- [Goal]: Copy out all lines in the data below containing the string "disposti".

- [The input]:
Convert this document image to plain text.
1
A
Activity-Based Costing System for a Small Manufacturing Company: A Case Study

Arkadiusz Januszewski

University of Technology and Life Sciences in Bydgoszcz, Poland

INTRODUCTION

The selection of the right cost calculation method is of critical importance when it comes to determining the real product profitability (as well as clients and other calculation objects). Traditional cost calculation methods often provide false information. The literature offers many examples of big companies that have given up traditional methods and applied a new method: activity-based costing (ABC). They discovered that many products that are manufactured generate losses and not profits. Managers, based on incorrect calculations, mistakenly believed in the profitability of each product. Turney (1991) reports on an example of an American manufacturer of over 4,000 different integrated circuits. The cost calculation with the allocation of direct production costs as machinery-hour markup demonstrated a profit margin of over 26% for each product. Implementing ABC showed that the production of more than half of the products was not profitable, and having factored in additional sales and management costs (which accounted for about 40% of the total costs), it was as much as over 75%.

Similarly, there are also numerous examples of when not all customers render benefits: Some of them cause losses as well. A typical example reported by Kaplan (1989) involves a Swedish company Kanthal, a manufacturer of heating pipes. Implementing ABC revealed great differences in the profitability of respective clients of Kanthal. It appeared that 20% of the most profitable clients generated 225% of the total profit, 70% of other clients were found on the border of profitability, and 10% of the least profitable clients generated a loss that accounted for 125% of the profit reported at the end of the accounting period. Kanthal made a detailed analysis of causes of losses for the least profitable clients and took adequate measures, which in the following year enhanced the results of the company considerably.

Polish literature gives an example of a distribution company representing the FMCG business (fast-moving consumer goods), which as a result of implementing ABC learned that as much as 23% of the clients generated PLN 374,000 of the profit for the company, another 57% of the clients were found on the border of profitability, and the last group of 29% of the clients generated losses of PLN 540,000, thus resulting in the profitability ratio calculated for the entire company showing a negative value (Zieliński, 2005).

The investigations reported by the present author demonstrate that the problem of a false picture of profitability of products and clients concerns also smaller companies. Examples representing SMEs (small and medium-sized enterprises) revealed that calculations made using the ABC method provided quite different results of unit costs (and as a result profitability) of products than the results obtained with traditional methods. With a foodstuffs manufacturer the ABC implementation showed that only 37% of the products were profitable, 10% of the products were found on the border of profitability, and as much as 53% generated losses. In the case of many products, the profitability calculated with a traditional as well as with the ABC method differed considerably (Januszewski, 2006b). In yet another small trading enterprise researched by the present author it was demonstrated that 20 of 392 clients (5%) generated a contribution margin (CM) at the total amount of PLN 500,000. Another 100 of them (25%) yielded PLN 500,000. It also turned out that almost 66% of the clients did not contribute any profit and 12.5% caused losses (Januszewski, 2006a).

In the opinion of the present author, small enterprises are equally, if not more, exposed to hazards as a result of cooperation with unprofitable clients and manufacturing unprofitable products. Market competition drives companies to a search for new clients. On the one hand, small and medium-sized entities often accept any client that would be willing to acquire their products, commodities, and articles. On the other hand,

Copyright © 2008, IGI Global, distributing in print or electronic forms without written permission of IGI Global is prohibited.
* * *
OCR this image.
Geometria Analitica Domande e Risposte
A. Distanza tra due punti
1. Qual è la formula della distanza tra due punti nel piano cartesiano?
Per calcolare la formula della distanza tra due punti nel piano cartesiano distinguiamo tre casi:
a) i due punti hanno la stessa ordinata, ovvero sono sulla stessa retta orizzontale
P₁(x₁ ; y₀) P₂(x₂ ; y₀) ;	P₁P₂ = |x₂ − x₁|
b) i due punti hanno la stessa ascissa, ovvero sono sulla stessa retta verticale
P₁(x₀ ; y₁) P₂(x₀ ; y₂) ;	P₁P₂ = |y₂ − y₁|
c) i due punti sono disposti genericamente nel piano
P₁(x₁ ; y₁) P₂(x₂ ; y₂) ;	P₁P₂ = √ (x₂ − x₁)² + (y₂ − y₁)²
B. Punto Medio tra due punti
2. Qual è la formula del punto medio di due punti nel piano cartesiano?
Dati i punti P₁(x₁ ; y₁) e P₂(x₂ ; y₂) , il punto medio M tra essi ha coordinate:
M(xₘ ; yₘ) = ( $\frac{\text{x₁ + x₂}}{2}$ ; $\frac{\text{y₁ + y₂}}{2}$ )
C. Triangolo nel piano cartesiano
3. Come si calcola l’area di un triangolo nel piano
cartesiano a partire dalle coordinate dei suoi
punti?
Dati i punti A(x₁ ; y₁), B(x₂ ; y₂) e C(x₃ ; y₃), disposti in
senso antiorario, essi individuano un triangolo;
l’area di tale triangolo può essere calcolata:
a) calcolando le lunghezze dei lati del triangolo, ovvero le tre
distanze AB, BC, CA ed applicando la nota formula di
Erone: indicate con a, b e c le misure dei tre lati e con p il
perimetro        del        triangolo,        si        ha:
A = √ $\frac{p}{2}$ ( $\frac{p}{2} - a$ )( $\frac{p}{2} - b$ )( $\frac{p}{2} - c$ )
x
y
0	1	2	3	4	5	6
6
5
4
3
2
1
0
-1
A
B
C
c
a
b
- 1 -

- [Exercise response]:
c) i due punti sono disposti genericamente nel piano
Dati i punti A(x₁ ; y₁), B(x₂ ; y₂) e C(x₃ ; y₃), disposti in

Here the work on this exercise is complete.